** START SUPPLIED ENTRIES **

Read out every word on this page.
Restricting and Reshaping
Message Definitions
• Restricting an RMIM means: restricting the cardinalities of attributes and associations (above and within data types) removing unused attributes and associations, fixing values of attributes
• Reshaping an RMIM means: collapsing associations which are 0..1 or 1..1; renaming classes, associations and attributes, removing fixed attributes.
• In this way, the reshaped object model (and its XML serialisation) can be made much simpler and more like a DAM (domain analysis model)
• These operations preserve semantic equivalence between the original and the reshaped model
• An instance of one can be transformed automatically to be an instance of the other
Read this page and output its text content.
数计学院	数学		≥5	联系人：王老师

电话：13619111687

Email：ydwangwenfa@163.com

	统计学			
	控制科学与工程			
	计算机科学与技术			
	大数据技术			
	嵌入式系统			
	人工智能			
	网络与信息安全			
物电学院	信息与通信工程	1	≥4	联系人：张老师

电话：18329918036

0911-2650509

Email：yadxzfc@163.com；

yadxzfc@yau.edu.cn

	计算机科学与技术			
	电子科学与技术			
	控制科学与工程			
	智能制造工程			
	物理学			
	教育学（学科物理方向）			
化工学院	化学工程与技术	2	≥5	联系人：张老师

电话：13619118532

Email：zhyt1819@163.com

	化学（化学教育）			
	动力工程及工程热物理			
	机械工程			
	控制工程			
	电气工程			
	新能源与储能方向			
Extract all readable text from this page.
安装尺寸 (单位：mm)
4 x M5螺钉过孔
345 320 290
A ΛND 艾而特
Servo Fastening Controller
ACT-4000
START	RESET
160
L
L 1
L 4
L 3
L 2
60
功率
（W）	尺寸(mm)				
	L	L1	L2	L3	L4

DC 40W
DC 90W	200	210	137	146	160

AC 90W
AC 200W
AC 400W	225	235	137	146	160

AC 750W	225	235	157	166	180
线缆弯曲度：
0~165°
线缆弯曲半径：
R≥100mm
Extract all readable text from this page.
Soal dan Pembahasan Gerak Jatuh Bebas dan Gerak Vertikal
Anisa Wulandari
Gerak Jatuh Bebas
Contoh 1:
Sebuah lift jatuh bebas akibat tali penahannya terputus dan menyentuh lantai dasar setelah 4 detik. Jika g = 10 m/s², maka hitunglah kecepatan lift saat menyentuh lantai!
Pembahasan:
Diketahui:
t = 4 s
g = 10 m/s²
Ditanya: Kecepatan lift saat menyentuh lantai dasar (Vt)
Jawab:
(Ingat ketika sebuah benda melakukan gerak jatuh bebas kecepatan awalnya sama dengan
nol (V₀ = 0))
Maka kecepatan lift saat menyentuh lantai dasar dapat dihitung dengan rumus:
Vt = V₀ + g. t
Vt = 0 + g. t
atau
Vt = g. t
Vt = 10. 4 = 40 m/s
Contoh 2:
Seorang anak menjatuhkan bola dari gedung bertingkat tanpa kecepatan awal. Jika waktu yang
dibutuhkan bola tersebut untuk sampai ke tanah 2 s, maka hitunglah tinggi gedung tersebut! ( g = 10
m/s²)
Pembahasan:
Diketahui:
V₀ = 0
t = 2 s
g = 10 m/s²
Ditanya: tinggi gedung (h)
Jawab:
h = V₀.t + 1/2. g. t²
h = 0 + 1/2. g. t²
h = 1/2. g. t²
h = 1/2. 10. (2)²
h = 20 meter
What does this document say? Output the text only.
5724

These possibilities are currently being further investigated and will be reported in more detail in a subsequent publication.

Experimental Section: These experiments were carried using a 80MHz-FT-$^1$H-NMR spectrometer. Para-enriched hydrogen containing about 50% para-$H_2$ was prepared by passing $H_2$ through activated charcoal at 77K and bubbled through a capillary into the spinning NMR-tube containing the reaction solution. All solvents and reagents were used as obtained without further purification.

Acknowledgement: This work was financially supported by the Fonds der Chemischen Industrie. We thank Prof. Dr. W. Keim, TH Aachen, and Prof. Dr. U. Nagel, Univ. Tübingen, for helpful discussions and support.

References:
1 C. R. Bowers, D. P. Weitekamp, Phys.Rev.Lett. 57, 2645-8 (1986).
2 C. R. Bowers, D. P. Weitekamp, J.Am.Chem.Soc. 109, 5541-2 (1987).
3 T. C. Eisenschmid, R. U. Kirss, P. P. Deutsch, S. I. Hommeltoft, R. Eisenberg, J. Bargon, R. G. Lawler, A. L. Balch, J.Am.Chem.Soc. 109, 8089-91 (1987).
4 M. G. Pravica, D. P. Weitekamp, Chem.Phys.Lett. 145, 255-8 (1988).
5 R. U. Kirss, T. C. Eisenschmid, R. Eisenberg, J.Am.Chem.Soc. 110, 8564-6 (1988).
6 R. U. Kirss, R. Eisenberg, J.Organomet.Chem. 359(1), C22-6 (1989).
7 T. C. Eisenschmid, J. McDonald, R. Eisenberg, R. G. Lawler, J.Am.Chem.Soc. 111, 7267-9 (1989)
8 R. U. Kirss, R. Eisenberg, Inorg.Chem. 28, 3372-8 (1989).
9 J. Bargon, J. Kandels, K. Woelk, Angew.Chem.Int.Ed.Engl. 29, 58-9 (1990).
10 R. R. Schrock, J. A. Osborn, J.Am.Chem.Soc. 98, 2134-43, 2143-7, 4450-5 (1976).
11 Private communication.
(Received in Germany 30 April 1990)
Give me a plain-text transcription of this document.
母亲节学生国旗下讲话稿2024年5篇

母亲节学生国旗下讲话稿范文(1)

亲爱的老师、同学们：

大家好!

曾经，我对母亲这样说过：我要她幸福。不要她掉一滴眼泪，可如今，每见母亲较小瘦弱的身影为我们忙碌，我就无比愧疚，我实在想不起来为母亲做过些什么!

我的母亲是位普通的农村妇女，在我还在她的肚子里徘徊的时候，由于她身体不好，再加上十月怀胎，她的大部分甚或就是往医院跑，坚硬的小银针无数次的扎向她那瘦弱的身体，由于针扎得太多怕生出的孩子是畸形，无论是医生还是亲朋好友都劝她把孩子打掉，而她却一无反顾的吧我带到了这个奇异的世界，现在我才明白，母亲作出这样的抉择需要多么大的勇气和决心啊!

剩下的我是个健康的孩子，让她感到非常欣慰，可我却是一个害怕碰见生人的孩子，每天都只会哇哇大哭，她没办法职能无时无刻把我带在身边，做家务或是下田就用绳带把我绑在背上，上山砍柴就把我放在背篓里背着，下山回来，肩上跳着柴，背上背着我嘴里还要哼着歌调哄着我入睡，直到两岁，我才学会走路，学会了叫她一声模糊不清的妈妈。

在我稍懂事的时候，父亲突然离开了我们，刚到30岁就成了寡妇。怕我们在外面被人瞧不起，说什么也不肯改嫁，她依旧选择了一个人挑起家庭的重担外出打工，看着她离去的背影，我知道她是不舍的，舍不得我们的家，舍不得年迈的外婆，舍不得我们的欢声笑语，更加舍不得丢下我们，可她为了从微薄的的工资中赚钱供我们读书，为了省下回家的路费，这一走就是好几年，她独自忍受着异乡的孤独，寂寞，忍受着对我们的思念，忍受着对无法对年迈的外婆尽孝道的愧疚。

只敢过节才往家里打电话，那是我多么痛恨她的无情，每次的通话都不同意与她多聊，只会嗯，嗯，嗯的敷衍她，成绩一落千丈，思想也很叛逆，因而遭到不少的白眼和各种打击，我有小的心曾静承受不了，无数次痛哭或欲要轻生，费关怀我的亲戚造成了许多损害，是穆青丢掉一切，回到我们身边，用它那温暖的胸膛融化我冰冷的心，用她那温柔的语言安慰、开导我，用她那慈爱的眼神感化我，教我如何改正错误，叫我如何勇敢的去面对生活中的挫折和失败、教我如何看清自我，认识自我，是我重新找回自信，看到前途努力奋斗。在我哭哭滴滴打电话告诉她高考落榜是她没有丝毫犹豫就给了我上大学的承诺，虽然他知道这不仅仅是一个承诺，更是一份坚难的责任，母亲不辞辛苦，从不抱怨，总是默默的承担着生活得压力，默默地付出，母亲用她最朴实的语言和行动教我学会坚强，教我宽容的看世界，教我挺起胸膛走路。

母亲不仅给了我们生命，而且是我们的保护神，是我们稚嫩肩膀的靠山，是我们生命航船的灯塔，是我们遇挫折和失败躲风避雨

** END SUPPLIED ENTRIES **

* REQUIRED TASK: Select all lines with the word "saat" from the entries above.

* TASK ANSWER:
Sebuah lift jatuh bebas akibat tali penahannya terputus dan menyentuh lantai dasar setelah 4 detik. Jika g = 10 m/s², maka hitunglah kecepatan lift saat menyentuh lantai!
Ditanya: Kecepatan lift saat menyentuh lantai dasar (Vt)
Maka kecepatan lift saat menyentuh lantai dasar dapat dihitung dengan rumus:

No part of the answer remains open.